§ **The exercise**: Repeat each line of the material exactly.

§ **Data extract**:
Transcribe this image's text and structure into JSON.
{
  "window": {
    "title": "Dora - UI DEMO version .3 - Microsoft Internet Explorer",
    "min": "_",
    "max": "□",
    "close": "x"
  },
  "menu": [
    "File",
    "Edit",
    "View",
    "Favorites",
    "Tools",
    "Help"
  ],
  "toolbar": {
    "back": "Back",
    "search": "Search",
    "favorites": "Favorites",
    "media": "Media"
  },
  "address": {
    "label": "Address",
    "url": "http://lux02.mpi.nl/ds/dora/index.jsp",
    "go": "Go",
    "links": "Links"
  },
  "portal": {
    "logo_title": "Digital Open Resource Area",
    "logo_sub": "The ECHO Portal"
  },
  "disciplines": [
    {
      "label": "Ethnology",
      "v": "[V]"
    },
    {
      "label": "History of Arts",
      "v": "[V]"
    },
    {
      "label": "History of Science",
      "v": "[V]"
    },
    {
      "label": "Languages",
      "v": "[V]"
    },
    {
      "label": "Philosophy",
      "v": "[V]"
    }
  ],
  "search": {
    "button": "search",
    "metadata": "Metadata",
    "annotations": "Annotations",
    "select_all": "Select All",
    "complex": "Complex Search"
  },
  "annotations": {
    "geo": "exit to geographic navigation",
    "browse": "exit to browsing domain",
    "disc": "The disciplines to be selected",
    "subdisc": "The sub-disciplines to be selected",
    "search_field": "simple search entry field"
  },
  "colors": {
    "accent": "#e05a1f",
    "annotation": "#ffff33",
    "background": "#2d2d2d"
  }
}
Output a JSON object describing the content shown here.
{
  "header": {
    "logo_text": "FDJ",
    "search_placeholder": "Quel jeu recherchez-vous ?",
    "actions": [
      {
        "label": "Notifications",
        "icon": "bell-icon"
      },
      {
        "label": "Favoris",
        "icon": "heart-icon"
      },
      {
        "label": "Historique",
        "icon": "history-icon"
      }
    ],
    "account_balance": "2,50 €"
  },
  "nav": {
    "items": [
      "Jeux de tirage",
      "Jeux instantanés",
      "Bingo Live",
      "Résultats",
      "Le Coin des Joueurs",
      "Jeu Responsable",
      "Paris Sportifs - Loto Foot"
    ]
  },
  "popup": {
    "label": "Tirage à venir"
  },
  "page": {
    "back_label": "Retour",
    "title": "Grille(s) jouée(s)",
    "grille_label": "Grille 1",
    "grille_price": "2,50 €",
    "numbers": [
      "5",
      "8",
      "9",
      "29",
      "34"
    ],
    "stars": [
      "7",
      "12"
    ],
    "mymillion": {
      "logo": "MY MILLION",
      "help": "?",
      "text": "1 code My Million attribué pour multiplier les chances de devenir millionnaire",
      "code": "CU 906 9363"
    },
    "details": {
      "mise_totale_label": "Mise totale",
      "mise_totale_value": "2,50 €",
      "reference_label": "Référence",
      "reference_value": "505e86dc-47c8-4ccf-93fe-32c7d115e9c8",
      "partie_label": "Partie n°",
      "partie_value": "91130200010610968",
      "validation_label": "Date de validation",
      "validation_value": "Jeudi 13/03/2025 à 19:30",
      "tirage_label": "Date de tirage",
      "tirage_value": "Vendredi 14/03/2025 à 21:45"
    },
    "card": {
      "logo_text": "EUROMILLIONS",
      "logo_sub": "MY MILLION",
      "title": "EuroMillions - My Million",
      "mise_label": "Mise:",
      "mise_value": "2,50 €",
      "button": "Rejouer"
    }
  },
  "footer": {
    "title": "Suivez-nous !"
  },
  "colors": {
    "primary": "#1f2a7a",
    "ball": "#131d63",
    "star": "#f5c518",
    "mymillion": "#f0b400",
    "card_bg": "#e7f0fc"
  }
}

§ **Full output**:
Transcribe this image's text and structure into JSON.
{
  "window": {
    "title": "Dora - UI DEMO version .3 - Microsoft Internet Explorer",
    "min": "_",
    "max": "□",
    "close": "x"
  },
  "menu": [
    "File",
    "Edit",
    "View",
    "Favorites",
    "Tools",
    "Help"
  ],
  "toolbar": {
    "back": "Back",
    "search": "Search",
    "favorites": "Favorites",
    "media": "Media"
  },
  "address": {
    "label": "Address",
    "url": "http://lux02.mpi.nl/ds/dora/index.jsp",
    "go": "Go",
    "links": "Links"
  },
  "portal": {
    "logo_title": "Digital Open Resource Area",
    "logo_sub": "The ECHO Portal"
  },
  "disciplines": [
    {
      "label": "Ethnology",
      "v": "[V]"
    },
    {
      "label": "History of Arts",
      "v": "[V]"
    },
    {
      "label": "History of Science",
      "v": "[V]"
    },
    {
      "label": "Languages",
      "v": "[V]"
    },
    {
      "label": "Philosophy",
      "v": "[V]"
    }
  ],
  "search": {
    "button": "search",
    "metadata": "Metadata",
    "annotations": "Annotations",
    "select_all": "Select All",
    "complex": "Complex Search"
  },
  "annotations": {
    "geo": "exit to geographic navigation",
    "browse": "exit to browsing domain",
    "disc": "The disciplines to be selected",
    "subdisc": "The sub-disciplines to be selected",
    "search_field": "simple search entry field"
  },
  "colors": {
    "accent": "#e05a1f",
    "annotation": "#ffff33",
    "background": "#2d2d2d"
  }
}
Output a JSON object describing the content shown here.
{
  "header": {
    "logo_text": "FDJ",
    "search_placeholder": "Quel jeu recherchez-vous ?",
    "actions": [
      {
        "label": "Notifications",
        "icon": "bell-icon"
      },
      {
        "label": "Favoris",
        "icon": "heart-icon"
      },
      {
        "label": "Historique",
        "icon": "history-icon"
      }
    ],
    "account_balance": "2,50 €"
  },
  "nav": {
    "items": [
      "Jeux de tirage",
      "Jeux instantanés",
      "Bingo Live",
      "Résultats",
      "Le Coin des Joueurs",
      "Jeu Responsable",
      "Paris Sportifs - Loto Foot"
    ]
  },
  "popup": {
    "label": "Tirage à venir"
  },
  "page": {
    "back_label": "Retour",
    "title": "Grille(s) jouée(s)",
    "grille_label": "Grille 1",
    "grille_price": "2,50 €",
    "numbers": [
      "5",
      "8",
      "9",
      "29",
      "34"
    ],
    "stars": [
      "7",
      "12"
    ],
    "mymillion": {
      "logo": "MY MILLION",
      "help": "?",
      "text": "1 code My Million attribué pour multiplier les chances de devenir millionnaire",
      "code": "CU 906 9363"
    },
    "details": {
      "mise_totale_label": "Mise totale",
      "mise_totale_value": "2,50 €",
      "reference_label": "Référence",
      "reference_value": "505e86dc-47c8-4ccf-93fe-32c7d115e9c8",
      "partie_label": "Partie n°",
      "partie_value": "91130200010610968",
      "validation_label": "Date de validation",
      "validation_value": "Jeudi 13/03/2025 à 19:30",
      "tirage_label": "Date de tirage",
      "tirage_value": "Vendredi 14/03/2025 à 21:45"
    },
    "card": {
      "logo_text": "EUROMILLIONS",
      "logo_sub": "MY MILLION",
      "title": "EuroMillions - My Million",
      "mise_label": "Mise:",
      "mise_value": "2,50 €",
      "button": "Rejouer"
    }
  },
  "footer": {
    "title": "Suivez-nous !"
  },
  "colors": {
    "primary": "#1f2a7a",
    "ball": "#131d63",
    "star": "#f5c518",
    "mymillion": "#f0b400",
    "card_bg": "#e7f0fc"
  }
}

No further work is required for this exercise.